Start Provided data
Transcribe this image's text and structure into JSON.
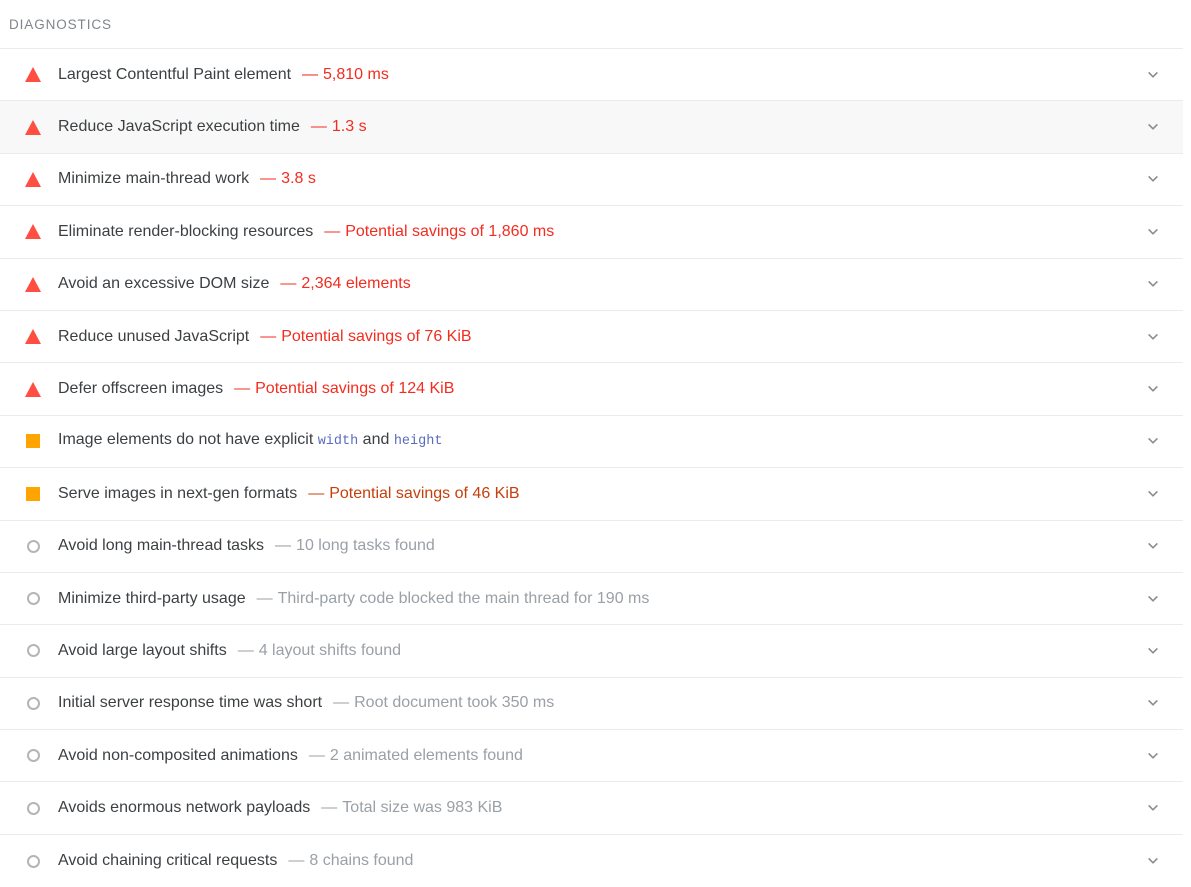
{
  "section": {
    "title": "DIAGNOSTICS"
  },
  "icons": {
    "fail": "fail-triangle-icon",
    "average": "average-square-icon",
    "pass": "pass-circle-icon",
    "expand": "chevron-down-icon"
  },
  "colors": {
    "fail": "#f32c20",
    "fail_icon": "#ff4e42",
    "average": "#c5400d",
    "average_icon": "#ffa400",
    "pass_text": "#9aa0a6",
    "pass_icon": "#b5b5b5",
    "title_text": "#3c4043",
    "header_text": "#80868b",
    "code_text": "#5a6bc0",
    "divider": "#ebebeb",
    "row_highlight": "#f8f8f8"
  },
  "audits": [
    {
      "title": "Largest Contentful Paint element",
      "title_parts": [
        {
          "text": "Largest Contentful Paint element",
          "code": false
        }
      ],
      "dash": "—",
      "value": "5,810 ms",
      "severity": "fail",
      "highlighted": false
    },
    {
      "title": "Reduce JavaScript execution time",
      "title_parts": [
        {
          "text": "Reduce JavaScript execution time",
          "code": false
        }
      ],
      "dash": "—",
      "value": "1.3 s",
      "severity": "fail",
      "highlighted": true
    },
    {
      "title": "Minimize main-thread work",
      "title_parts": [
        {
          "text": "Minimize main-thread work",
          "code": false
        }
      ],
      "dash": "—",
      "value": "3.8 s",
      "severity": "fail",
      "highlighted": false
    },
    {
      "title": "Eliminate render-blocking resources",
      "title_parts": [
        {
          "text": "Eliminate render-blocking resources",
          "code": false
        }
      ],
      "dash": "—",
      "value": "Potential savings of 1,860 ms",
      "severity": "fail",
      "highlighted": false
    },
    {
      "title": "Avoid an excessive DOM size",
      "title_parts": [
        {
          "text": "Avoid an excessive DOM size",
          "code": false
        }
      ],
      "dash": "—",
      "value": "2,364 elements",
      "severity": "fail",
      "highlighted": false
    },
    {
      "title": "Reduce unused JavaScript",
      "title_parts": [
        {
          "text": "Reduce unused JavaScript",
          "code": false
        }
      ],
      "dash": "—",
      "value": "Potential savings of 76 KiB",
      "severity": "fail",
      "highlighted": false
    },
    {
      "title": "Defer offscreen images",
      "title_parts": [
        {
          "text": "Defer offscreen images",
          "code": false
        }
      ],
      "dash": "—",
      "value": "Potential savings of 124 KiB",
      "severity": "fail",
      "highlighted": false
    },
    {
      "title": "Image elements do not have explicit width and height",
      "title_parts": [
        {
          "text": "Image elements do not have explicit ",
          "code": false
        },
        {
          "text": "width",
          "code": true
        },
        {
          "text": " and ",
          "code": false
        },
        {
          "text": "height",
          "code": true
        }
      ],
      "dash": "",
      "value": "",
      "severity": "average",
      "highlighted": false
    },
    {
      "title": "Serve images in next-gen formats",
      "title_parts": [
        {
          "text": "Serve images in next-gen formats",
          "code": false
        }
      ],
      "dash": "—",
      "value": "Potential savings of 46 KiB",
      "severity": "average",
      "highlighted": false
    },
    {
      "title": "Avoid long main-thread tasks",
      "title_parts": [
        {
          "text": "Avoid long main-thread tasks",
          "code": false
        }
      ],
      "dash": "—",
      "value": "10 long tasks found",
      "severity": "pass",
      "highlighted": false
    },
    {
      "title": "Minimize third-party usage",
      "title_parts": [
        {
          "text": "Minimize third-party usage",
          "code": false
        }
      ],
      "dash": "—",
      "value": "Third-party code blocked the main thread for 190 ms",
      "severity": "pass",
      "highlighted": false
    },
    {
      "title": "Avoid large layout shifts",
      "title_parts": [
        {
          "text": "Avoid large layout shifts",
          "code": false
        }
      ],
      "dash": "—",
      "value": "4 layout shifts found",
      "severity": "pass",
      "highlighted": false
    },
    {
      "title": "Initial server response time was short",
      "title_parts": [
        {
          "text": "Initial server response time was short",
          "code": false
        }
      ],
      "dash": "—",
      "value": "Root document took 350 ms",
      "severity": "pass",
      "highlighted": false
    },
    {
      "title": "Avoid non-composited animations",
      "title_parts": [
        {
          "text": "Avoid non-composited animations",
          "code": false
        }
      ],
      "dash": "—",
      "value": "2 animated elements found",
      "severity": "pass",
      "highlighted": false
    },
    {
      "title": "Avoids enormous network payloads",
      "title_parts": [
        {
          "text": "Avoids enormous network payloads",
          "code": false
        }
      ],
      "dash": "—",
      "value": "Total size was 983 KiB",
      "severity": "pass",
      "highlighted": false
    },
    {
      "title": "Avoid chaining critical requests",
      "title_parts": [
        {
          "text": "Avoid chaining critical requests",
          "code": false
        }
      ],
      "dash": "—",
      "value": "8 chains found",
      "severity": "pass",
      "highlighted": false
    }
  ]
}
End Provided data
List all lines above in which the string "payloads" appears.

      "title": "Avoids enormous network payloads",
          "text": "Avoids enormous network payloads",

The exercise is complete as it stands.